# Task directions:
Leave the pictures out and print every record below exactly as it stands.

########################################

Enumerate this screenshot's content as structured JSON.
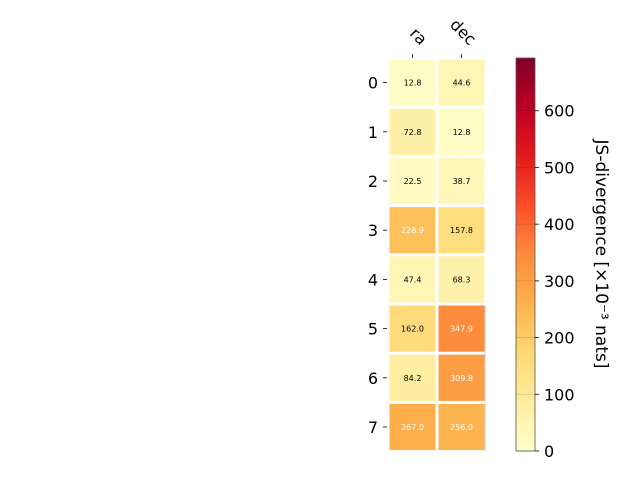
{
  "chart_data": {
    "type": "heatmap",
    "x_categories": [
      "ra",
      "dec"
    ],
    "y_categories": [
      "0",
      "1",
      "2",
      "3",
      "4",
      "5",
      "6",
      "7"
    ],
    "values": [
      [
        12.8,
        44.6
      ],
      [
        72.8,
        12.8
      ],
      [
        22.5,
        38.7
      ],
      [
        228.9,
        157.8
      ],
      [
        47.4,
        68.3
      ],
      [
        162.0,
        347.9
      ],
      [
        84.2,
        309.8
      ],
      [
        267.0,
        256.0
      ]
    ],
    "cell_labels": [
      [
        "12.8",
        "44.6"
      ],
      [
        "72.8",
        "12.8"
      ],
      [
        "22.5",
        "38.7"
      ],
      [
        "228.9",
        "157.8"
      ],
      [
        "47.4",
        "68.3"
      ],
      [
        "162.0",
        "347.9"
      ],
      [
        "84.2",
        "309.8"
      ],
      [
        "267.0",
        "256.0"
      ]
    ],
    "colorbar": {
      "label": "JS-divergence [×10⁻³ nats]",
      "vmin": 0,
      "vmax": 693,
      "ticks": [
        0,
        100,
        200,
        300,
        400,
        500,
        600
      ],
      "tick_labels": [
        "0",
        "100",
        "200",
        "300",
        "400",
        "500",
        "600"
      ],
      "colormap": [
        "#ffffcc",
        "#ffeda0",
        "#fed976",
        "#feb24c",
        "#fd8d3c",
        "#fc4e2a",
        "#e31a1c",
        "#bd0026",
        "#800026"
      ]
    },
    "title": "",
    "xlabel": "",
    "ylabel": ""
  }
}
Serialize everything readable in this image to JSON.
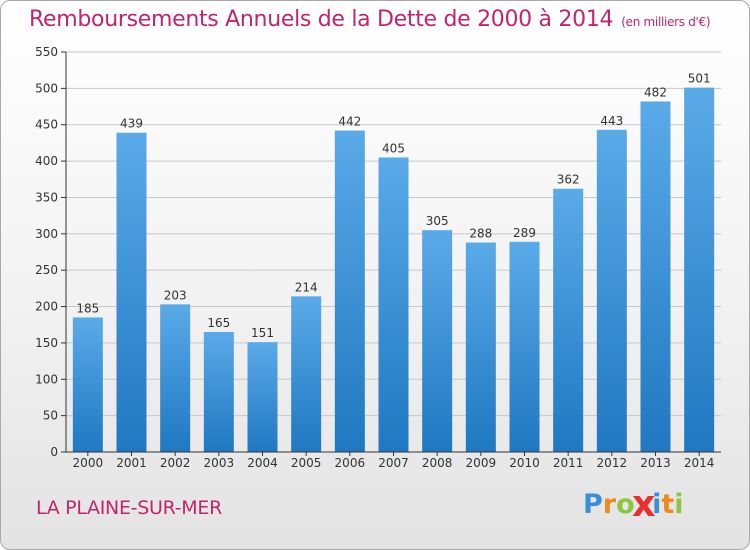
{
  "title": "Remboursements Annuels de la Dette de 2000 à 2014",
  "subtitle": "(en milliers d'€)",
  "location": "LA PLAINE-SUR-MER",
  "logo": {
    "text": "Proxiti",
    "letters": [
      {
        "char": "P",
        "color": "#3b8fd6"
      },
      {
        "char": "r",
        "color": "#ef8a1c"
      },
      {
        "char": "o",
        "color": "#8cc63f"
      },
      {
        "char": "x",
        "color": "#e8312f"
      },
      {
        "char": "i",
        "color": "#3b8fd6"
      },
      {
        "char": "t",
        "color": "#ef8a1c"
      },
      {
        "char": "i",
        "color": "#8cc63f"
      }
    ]
  },
  "colors": {
    "title": "#c0256e",
    "bar_light": "#5aaae8",
    "bar_dark": "#1f78c1",
    "grid": "#c8c8c8",
    "axis": "#333333",
    "label": "#333333"
  },
  "chart_data": {
    "type": "bar",
    "title": "Remboursements Annuels de la Dette de 2000 à 2014",
    "subtitle": "(en milliers d'€)",
    "xlabel": "",
    "ylabel": "",
    "categories": [
      "2000",
      "2001",
      "2002",
      "2003",
      "2004",
      "2005",
      "2006",
      "2007",
      "2008",
      "2009",
      "2010",
      "2011",
      "2012",
      "2013",
      "2014"
    ],
    "values": [
      185,
      439,
      203,
      165,
      151,
      214,
      442,
      405,
      305,
      288,
      289,
      362,
      443,
      482,
      501
    ],
    "ylim": [
      0,
      550
    ],
    "yticks": [
      0,
      50,
      100,
      150,
      200,
      250,
      300,
      350,
      400,
      450,
      500,
      550
    ],
    "grid": true,
    "data_labels": true
  }
}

########################################

# Reply:
Enumerate this screenshot's content as structured JSON.
{
  "chart_data": {
    "type": "heatmap",
    "x_categories": [
      "ra",
      "dec"
    ],
    "y_categories": [
      "0",
      "1",
      "2",
      "3",
      "4",
      "5",
      "6",
      "7"
    ],
    "values": [
      [
        12.8,
        44.6
      ],
      [
        72.8,
        12.8
      ],
      [
        22.5,
        38.7
      ],
      [
        228.9,
        157.8
      ],
      [
        47.4,
        68.3
      ],
      [
        162.0,
        347.9
      ],
      [
        84.2,
        309.8
      ],
      [
        267.0,
        256.0
      ]
    ],
    "cell_labels": [
      [
        "12.8",
        "44.6"
      ],
      [
        "72.8",
        "12.8"
      ],
      [
        "22.5",
        "38.7"
      ],
      [
        "228.9",
        "157.8"
      ],
      [
        "47.4",
        "68.3"
      ],
      [
        "162.0",
        "347.9"
      ],
      [
        "84.2",
        "309.8"
      ],
      [
        "267.0",
        "256.0"
      ]
    ],
    "colorbar": {
      "label": "JS-divergence [×10⁻³ nats]",
      "vmin": 0,
      "vmax": 693,
      "ticks": [
        0,
        100,
        200,
        300,
        400,
        500,
        600
      ],
      "tick_labels": [
        "0",
        "100",
        "200",
        "300",
        "400",
        "500",
        "600"
      ],
      "colormap": [
        "#ffffcc",
        "#ffeda0",
        "#fed976",
        "#feb24c",
        "#fd8d3c",
        "#fc4e2a",
        "#e31a1c",
        "#bd0026",
        "#800026"
      ]
    },
    "title": "",
    "xlabel": "",
    "ylabel": ""
  }
}
Serialize everything readable in this image to JSON.
{
  "title": "Remboursements Annuels de la Dette de 2000 à 2014",
  "subtitle": "(en milliers d'€)",
  "location": "LA PLAINE-SUR-MER",
  "logo": {
    "text": "Proxiti",
    "letters": [
      {
        "char": "P",
        "color": "#3b8fd6"
      },
      {
        "char": "r",
        "color": "#ef8a1c"
      },
      {
        "char": "o",
        "color": "#8cc63f"
      },
      {
        "char": "x",
        "color": "#e8312f"
      },
      {
        "char": "i",
        "color": "#3b8fd6"
      },
      {
        "char": "t",
        "color": "#ef8a1c"
      },
      {
        "char": "i",
        "color": "#8cc63f"
      }
    ]
  },
  "colors": {
    "title": "#c0256e",
    "bar_light": "#5aaae8",
    "bar_dark": "#1f78c1",
    "grid": "#c8c8c8",
    "axis": "#333333",
    "label": "#333333"
  },
  "chart_data": {
    "type": "bar",
    "title": "Remboursements Annuels de la Dette de 2000 à 2014",
    "subtitle": "(en milliers d'€)",
    "xlabel": "",
    "ylabel": "",
    "categories": [
      "2000",
      "2001",
      "2002",
      "2003",
      "2004",
      "2005",
      "2006",
      "2007",
      "2008",
      "2009",
      "2010",
      "2011",
      "2012",
      "2013",
      "2014"
    ],
    "values": [
      185,
      439,
      203,
      165,
      151,
      214,
      442,
      405,
      305,
      288,
      289,
      362,
      443,
      482,
      501
    ],
    "ylim": [
      0,
      550
    ],
    "yticks": [
      0,
      50,
      100,
      150,
      200,
      250,
      300,
      350,
      400,
      450,
      500,
      550
    ],
    "grid": true,
    "data_labels": true
  }
}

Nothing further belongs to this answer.